### What is expected
Produce an exact copy of all the data below, dropping every image.

### Data listing
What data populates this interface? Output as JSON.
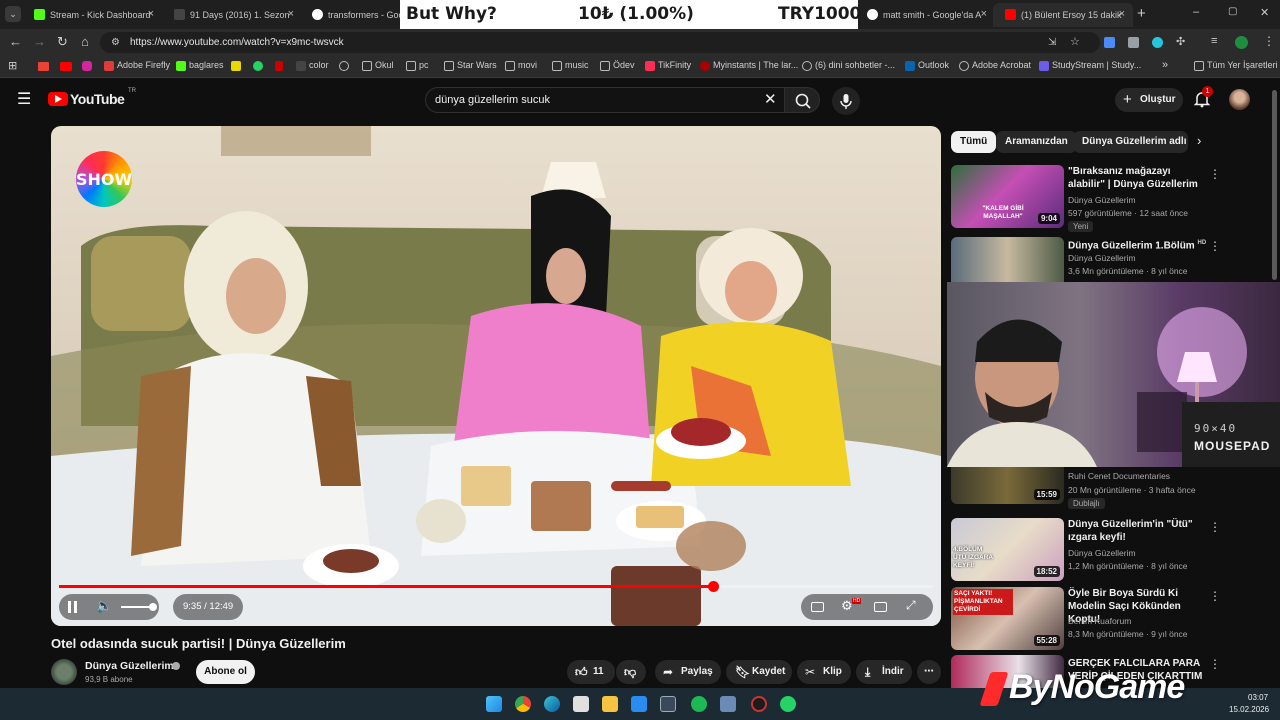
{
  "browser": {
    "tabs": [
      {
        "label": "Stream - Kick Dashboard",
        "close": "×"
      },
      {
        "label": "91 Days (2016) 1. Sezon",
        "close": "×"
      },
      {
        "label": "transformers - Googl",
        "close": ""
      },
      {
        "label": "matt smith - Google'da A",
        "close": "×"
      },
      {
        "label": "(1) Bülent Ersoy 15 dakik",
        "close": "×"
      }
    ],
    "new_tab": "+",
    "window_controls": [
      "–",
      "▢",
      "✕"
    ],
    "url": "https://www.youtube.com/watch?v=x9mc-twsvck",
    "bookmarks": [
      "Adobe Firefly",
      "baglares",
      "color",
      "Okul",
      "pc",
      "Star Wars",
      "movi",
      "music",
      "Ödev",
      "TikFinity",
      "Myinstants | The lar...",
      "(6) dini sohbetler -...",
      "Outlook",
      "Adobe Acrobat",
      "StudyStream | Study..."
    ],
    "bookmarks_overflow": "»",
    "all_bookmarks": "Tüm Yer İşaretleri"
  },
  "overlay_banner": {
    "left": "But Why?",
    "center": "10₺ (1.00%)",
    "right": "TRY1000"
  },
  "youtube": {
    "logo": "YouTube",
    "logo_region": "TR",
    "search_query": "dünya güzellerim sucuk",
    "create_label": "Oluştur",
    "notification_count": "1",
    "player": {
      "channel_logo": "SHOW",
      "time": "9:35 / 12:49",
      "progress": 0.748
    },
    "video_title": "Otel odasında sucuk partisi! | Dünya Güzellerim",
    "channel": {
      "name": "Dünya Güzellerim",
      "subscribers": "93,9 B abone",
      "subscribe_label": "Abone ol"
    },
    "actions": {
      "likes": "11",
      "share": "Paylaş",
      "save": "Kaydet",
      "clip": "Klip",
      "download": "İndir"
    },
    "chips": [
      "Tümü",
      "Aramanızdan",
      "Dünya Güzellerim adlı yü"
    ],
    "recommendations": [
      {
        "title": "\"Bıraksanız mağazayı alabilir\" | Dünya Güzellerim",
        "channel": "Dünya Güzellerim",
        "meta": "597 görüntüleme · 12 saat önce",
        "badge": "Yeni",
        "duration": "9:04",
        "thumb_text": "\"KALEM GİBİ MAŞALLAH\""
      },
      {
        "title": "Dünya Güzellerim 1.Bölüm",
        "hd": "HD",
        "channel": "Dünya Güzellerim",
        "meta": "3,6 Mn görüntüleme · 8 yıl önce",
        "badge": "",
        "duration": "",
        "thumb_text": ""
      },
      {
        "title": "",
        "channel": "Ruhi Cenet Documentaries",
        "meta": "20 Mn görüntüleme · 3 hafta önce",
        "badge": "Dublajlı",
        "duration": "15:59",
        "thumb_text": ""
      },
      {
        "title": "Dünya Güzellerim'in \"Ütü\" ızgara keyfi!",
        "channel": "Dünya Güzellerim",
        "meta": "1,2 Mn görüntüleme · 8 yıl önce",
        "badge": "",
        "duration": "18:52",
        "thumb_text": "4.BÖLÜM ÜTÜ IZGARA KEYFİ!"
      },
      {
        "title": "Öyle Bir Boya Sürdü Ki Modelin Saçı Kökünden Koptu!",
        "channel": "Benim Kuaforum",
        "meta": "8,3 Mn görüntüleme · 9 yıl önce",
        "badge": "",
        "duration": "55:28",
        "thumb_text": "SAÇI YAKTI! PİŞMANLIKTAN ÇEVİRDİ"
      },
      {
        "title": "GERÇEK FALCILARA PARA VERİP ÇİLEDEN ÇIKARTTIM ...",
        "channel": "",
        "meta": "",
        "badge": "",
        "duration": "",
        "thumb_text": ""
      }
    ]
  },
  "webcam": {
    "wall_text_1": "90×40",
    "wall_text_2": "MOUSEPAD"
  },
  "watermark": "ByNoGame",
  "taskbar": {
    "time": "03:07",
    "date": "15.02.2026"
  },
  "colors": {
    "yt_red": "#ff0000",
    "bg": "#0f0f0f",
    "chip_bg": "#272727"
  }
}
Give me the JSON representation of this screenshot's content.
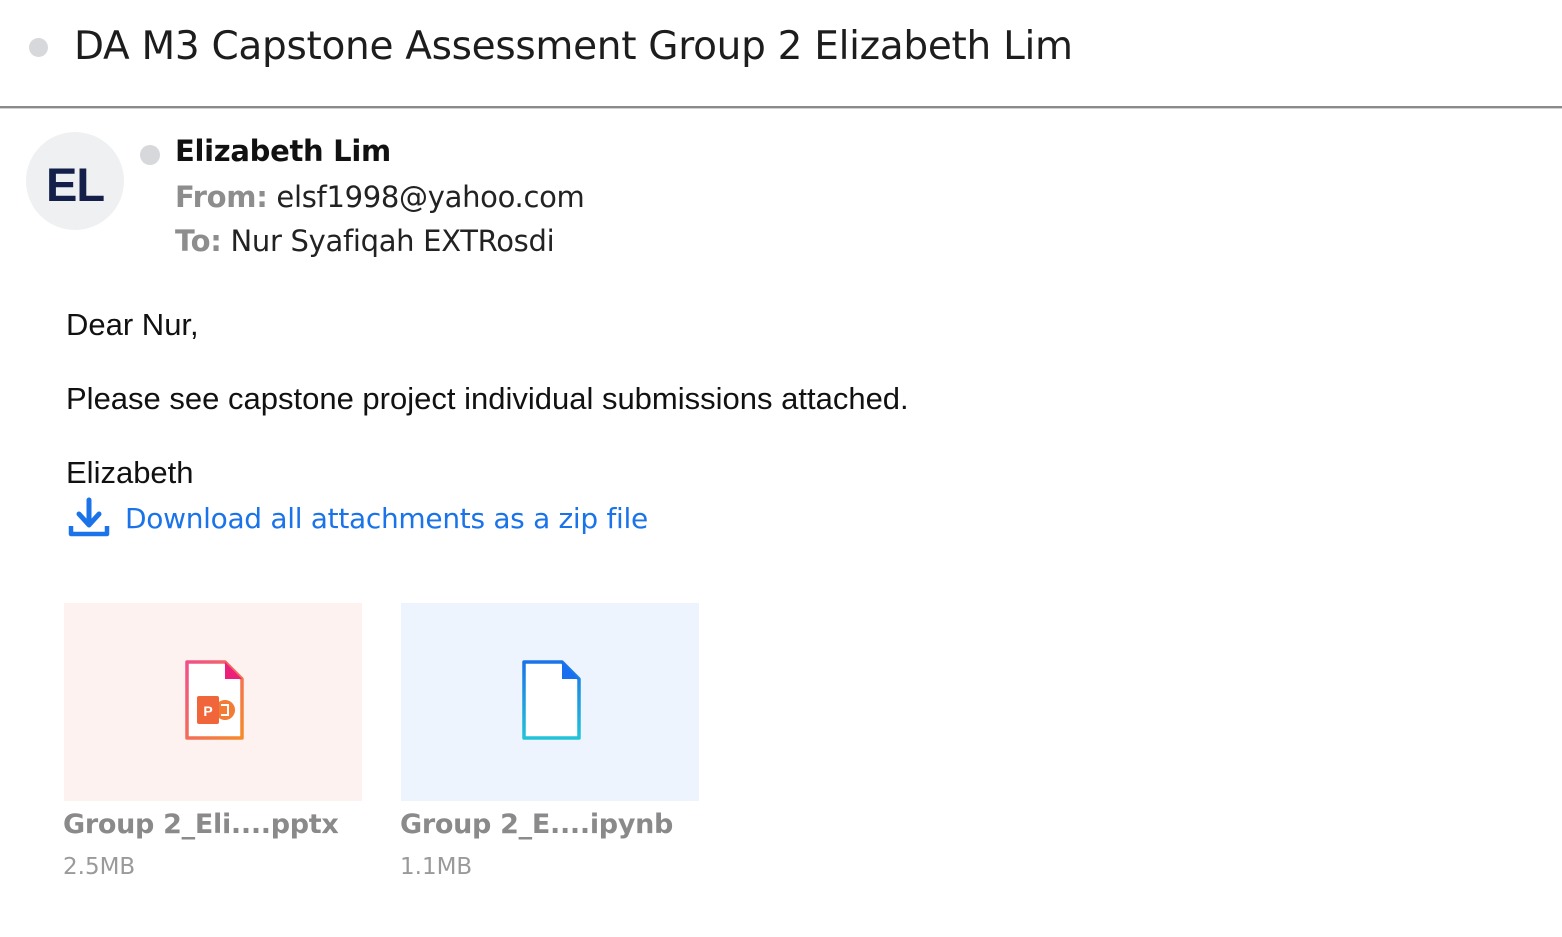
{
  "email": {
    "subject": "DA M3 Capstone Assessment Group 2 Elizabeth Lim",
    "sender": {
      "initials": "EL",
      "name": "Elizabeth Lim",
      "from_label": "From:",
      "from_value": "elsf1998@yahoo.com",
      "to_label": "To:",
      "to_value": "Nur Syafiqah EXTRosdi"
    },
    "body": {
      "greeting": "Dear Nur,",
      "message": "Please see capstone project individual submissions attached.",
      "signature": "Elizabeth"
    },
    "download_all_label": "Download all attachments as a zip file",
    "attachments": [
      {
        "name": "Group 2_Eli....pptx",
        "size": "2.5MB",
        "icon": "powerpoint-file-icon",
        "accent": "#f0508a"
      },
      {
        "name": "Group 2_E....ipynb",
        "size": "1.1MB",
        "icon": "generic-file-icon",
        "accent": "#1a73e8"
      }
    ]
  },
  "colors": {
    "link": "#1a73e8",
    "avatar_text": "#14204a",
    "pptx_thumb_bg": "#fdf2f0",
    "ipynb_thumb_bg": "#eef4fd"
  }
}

### Exercise solution
What data populates this interface? Output as JSON.
{
  "browser": {
    "tabs": [
      {
        "label": "Stream - Kick Dashboard",
        "close": "×"
      },
      {
        "label": "91 Days (2016) 1. Sezon",
        "close": "×"
      },
      {
        "label": "transformers - Googl",
        "close": ""
      },
      {
        "label": "matt smith - Google'da A",
        "close": "×"
      },
      {
        "label": "(1) Bülent Ersoy 15 dakik",
        "close": "×"
      }
    ],
    "new_tab": "+",
    "window_controls": [
      "–",
      "▢",
      "✕"
    ],
    "url": "https://www.youtube.com/watch?v=x9mc-twsvck",
    "bookmarks": [
      "Adobe Firefly",
      "baglares",
      "color",
      "Okul",
      "pc",
      "Star Wars",
      "movi",
      "music",
      "Ödev",
      "TikFinity",
      "Myinstants | The lar...",
      "(6) dini sohbetler -...",
      "Outlook",
      "Adobe Acrobat",
      "StudyStream | Study..."
    ],
    "bookmarks_overflow": "»",
    "all_bookmarks": "Tüm Yer İşaretleri"
  },
  "overlay_banner": {
    "left": "But Why?",
    "center": "10₺ (1.00%)",
    "right": "TRY1000"
  },
  "youtube": {
    "logo": "YouTube",
    "logo_region": "TR",
    "search_query": "dünya güzellerim sucuk",
    "create_label": "Oluştur",
    "notification_count": "1",
    "player": {
      "channel_logo": "SHOW",
      "time": "9:35 / 12:49",
      "progress": 0.748
    },
    "video_title": "Otel odasında sucuk partisi! | Dünya Güzellerim",
    "channel": {
      "name": "Dünya Güzellerim",
      "subscribers": "93,9 B abone",
      "subscribe_label": "Abone ol"
    },
    "actions": {
      "likes": "11",
      "share": "Paylaş",
      "save": "Kaydet",
      "clip": "Klip",
      "download": "İndir"
    },
    "chips": [
      "Tümü",
      "Aramanızdan",
      "Dünya Güzellerim adlı yü"
    ],
    "recommendations": [
      {
        "title": "\"Bıraksanız mağazayı alabilir\" | Dünya Güzellerim",
        "channel": "Dünya Güzellerim",
        "meta": "597 görüntüleme · 12 saat önce",
        "badge": "Yeni",
        "duration": "9:04",
        "thumb_text": "\"KALEM GİBİ MAŞALLAH\""
      },
      {
        "title": "Dünya Güzellerim 1.Bölüm",
        "hd": "HD",
        "channel": "Dünya Güzellerim",
        "meta": "3,6 Mn görüntüleme · 8 yıl önce",
        "badge": "",
        "duration": "",
        "thumb_text": ""
      },
      {
        "title": "",
        "channel": "Ruhi Cenet Documentaries",
        "meta": "20 Mn görüntüleme · 3 hafta önce",
        "badge": "Dublajlı",
        "duration": "15:59",
        "thumb_text": ""
      },
      {
        "title": "Dünya Güzellerim'in \"Ütü\" ızgara keyfi!",
        "channel": "Dünya Güzellerim",
        "meta": "1,2 Mn görüntüleme · 8 yıl önce",
        "badge": "",
        "duration": "18:52",
        "thumb_text": "4.BÖLÜM ÜTÜ IZGARA KEYFİ!"
      },
      {
        "title": "Öyle Bir Boya Sürdü Ki Modelin Saçı Kökünden Koptu!",
        "channel": "Benim Kuaforum",
        "meta": "8,3 Mn görüntüleme · 9 yıl önce",
        "badge": "",
        "duration": "55:28",
        "thumb_text": "SAÇI YAKTI! PİŞMANLIKTAN ÇEVİRDİ"
      },
      {
        "title": "GERÇEK FALCILARA PARA VERİP ÇİLEDEN ÇIKARTTIM ...",
        "channel": "",
        "meta": "",
        "badge": "",
        "duration": "",
        "thumb_text": ""
      }
    ]
  },
  "webcam": {
    "wall_text_1": "90×40",
    "wall_text_2": "MOUSEPAD"
  },
  "watermark": "ByNoGame",
  "taskbar": {
    "time": "03:07",
    "date": "15.02.2026"
  },
  "colors": {
    "yt_red": "#ff0000",
    "bg": "#0f0f0f",
    "chip_bg": "#272727"
  }
}
Give me the JSON representation of this screenshot's content.
{
  "email": {
    "subject": "DA M3 Capstone Assessment Group 2 Elizabeth Lim",
    "sender": {
      "initials": "EL",
      "name": "Elizabeth Lim",
      "from_label": "From:",
      "from_value": "elsf1998@yahoo.com",
      "to_label": "To:",
      "to_value": "Nur Syafiqah EXTRosdi"
    },
    "body": {
      "greeting": "Dear Nur,",
      "message": "Please see capstone project individual submissions attached.",
      "signature": "Elizabeth"
    },
    "download_all_label": "Download all attachments as a zip file",
    "attachments": [
      {
        "name": "Group 2_Eli....pptx",
        "size": "2.5MB",
        "icon": "powerpoint-file-icon",
        "accent": "#f0508a"
      },
      {
        "name": "Group 2_E....ipynb",
        "size": "1.1MB",
        "icon": "generic-file-icon",
        "accent": "#1a73e8"
      }
    ]
  },
  "colors": {
    "link": "#1a73e8",
    "avatar_text": "#14204a",
    "pptx_thumb_bg": "#fdf2f0",
    "ipynb_thumb_bg": "#eef4fd"
  }
}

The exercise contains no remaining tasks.